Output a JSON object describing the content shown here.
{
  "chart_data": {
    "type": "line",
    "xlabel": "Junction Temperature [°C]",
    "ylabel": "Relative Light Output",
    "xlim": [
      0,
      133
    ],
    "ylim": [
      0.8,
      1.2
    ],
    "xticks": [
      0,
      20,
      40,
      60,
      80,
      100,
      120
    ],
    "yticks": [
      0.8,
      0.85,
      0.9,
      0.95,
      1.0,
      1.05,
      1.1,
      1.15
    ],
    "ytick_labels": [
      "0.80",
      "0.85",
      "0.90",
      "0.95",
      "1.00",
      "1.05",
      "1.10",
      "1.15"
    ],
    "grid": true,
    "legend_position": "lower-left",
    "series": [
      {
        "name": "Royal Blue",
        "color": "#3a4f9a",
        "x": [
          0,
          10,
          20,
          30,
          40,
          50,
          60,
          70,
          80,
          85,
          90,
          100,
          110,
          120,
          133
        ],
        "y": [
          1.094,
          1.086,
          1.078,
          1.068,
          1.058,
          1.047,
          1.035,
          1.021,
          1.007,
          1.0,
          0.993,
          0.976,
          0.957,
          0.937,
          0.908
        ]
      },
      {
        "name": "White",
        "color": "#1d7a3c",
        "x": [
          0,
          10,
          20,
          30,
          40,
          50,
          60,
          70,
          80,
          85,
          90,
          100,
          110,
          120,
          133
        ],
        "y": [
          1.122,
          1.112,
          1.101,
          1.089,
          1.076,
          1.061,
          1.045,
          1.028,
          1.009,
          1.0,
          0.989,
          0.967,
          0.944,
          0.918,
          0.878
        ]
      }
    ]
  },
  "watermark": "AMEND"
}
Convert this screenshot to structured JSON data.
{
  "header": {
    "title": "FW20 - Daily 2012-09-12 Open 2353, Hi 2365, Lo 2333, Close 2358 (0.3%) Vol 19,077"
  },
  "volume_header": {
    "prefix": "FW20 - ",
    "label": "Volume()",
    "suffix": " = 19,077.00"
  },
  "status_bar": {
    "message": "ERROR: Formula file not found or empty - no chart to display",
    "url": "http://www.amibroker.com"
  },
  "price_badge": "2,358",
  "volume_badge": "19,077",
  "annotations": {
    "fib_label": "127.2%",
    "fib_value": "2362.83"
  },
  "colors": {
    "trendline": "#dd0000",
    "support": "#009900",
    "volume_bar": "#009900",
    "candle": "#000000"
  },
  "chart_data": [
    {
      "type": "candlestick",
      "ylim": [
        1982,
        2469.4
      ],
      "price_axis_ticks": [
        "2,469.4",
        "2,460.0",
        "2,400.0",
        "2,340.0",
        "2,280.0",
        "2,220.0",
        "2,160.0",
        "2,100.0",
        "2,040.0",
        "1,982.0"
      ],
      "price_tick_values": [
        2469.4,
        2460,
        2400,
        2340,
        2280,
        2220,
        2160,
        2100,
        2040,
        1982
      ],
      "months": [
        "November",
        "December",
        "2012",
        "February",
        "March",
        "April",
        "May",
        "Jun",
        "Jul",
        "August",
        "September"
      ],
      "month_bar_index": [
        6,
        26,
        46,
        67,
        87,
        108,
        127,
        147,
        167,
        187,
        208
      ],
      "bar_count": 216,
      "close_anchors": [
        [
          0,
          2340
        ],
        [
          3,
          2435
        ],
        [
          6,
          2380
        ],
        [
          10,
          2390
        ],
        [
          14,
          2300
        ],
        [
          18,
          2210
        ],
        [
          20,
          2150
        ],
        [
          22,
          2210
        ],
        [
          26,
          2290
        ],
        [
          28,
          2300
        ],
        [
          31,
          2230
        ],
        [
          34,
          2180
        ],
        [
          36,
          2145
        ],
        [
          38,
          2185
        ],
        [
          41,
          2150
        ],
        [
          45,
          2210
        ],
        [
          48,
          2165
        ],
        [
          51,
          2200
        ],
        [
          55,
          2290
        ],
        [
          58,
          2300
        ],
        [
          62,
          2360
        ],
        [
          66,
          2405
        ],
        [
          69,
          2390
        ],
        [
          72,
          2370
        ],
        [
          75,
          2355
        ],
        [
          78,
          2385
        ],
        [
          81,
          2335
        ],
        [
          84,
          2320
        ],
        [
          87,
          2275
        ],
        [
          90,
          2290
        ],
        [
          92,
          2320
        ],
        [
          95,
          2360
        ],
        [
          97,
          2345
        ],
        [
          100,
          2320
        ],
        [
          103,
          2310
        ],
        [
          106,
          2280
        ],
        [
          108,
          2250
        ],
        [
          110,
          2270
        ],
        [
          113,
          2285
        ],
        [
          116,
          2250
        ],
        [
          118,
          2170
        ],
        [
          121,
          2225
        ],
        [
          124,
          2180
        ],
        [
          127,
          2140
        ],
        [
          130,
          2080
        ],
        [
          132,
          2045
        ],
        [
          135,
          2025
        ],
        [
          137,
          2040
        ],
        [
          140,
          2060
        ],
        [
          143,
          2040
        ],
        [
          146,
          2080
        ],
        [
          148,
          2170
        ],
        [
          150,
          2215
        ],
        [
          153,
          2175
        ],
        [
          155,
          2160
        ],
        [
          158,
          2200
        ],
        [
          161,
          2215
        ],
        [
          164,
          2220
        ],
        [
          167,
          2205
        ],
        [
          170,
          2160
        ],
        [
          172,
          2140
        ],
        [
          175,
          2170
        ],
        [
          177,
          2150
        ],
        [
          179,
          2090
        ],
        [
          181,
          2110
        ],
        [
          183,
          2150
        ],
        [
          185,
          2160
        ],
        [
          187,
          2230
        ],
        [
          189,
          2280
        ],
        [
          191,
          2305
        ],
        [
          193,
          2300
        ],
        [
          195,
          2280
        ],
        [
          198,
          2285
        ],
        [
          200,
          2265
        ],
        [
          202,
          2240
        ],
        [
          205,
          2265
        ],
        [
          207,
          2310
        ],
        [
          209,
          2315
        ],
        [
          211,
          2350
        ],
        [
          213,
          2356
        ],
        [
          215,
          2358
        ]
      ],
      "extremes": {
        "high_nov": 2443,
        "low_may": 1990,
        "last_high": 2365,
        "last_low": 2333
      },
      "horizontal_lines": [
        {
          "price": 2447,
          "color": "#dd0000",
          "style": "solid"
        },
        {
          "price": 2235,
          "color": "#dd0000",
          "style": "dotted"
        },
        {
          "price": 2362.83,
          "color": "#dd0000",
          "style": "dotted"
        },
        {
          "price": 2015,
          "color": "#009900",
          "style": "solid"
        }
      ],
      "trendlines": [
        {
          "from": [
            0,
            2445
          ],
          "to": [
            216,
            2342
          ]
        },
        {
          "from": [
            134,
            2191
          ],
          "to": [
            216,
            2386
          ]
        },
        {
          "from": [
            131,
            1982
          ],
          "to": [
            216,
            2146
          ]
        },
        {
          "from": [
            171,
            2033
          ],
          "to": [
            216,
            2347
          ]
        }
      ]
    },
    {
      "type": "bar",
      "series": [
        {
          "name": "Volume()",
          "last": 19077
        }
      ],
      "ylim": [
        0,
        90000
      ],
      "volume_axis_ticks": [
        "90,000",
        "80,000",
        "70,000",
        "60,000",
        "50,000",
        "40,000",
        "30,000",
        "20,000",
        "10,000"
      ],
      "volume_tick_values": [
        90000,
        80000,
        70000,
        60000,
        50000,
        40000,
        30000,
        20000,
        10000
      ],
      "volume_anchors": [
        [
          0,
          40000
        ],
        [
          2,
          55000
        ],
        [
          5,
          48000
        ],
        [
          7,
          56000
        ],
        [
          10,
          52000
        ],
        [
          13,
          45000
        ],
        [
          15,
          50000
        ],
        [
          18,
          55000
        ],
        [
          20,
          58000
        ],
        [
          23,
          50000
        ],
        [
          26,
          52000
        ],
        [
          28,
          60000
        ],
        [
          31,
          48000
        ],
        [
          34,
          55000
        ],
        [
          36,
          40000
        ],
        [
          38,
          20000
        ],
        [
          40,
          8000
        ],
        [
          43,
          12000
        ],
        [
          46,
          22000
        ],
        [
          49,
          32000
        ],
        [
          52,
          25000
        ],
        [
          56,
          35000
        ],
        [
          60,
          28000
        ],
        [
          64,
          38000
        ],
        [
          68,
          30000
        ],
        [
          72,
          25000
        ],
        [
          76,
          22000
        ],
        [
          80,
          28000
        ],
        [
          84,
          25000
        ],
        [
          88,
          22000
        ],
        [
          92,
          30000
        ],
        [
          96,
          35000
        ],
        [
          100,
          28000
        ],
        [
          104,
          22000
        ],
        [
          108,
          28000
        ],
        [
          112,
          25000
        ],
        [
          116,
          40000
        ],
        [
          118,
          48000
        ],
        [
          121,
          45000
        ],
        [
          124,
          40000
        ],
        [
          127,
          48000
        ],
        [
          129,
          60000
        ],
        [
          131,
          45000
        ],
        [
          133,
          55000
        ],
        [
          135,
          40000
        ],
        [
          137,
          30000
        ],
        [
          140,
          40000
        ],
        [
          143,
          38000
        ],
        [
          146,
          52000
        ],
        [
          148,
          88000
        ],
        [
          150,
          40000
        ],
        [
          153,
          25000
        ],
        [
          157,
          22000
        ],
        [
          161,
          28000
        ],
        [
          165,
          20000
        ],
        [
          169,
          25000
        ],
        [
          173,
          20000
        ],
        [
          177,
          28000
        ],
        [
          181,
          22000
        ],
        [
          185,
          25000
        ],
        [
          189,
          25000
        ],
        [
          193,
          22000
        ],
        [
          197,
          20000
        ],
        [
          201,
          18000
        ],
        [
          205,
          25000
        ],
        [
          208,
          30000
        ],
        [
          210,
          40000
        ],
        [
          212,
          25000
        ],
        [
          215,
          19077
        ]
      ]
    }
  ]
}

Written instruction — The answer should be a single number: the count of lines in the data that include the string "type".

Response — 3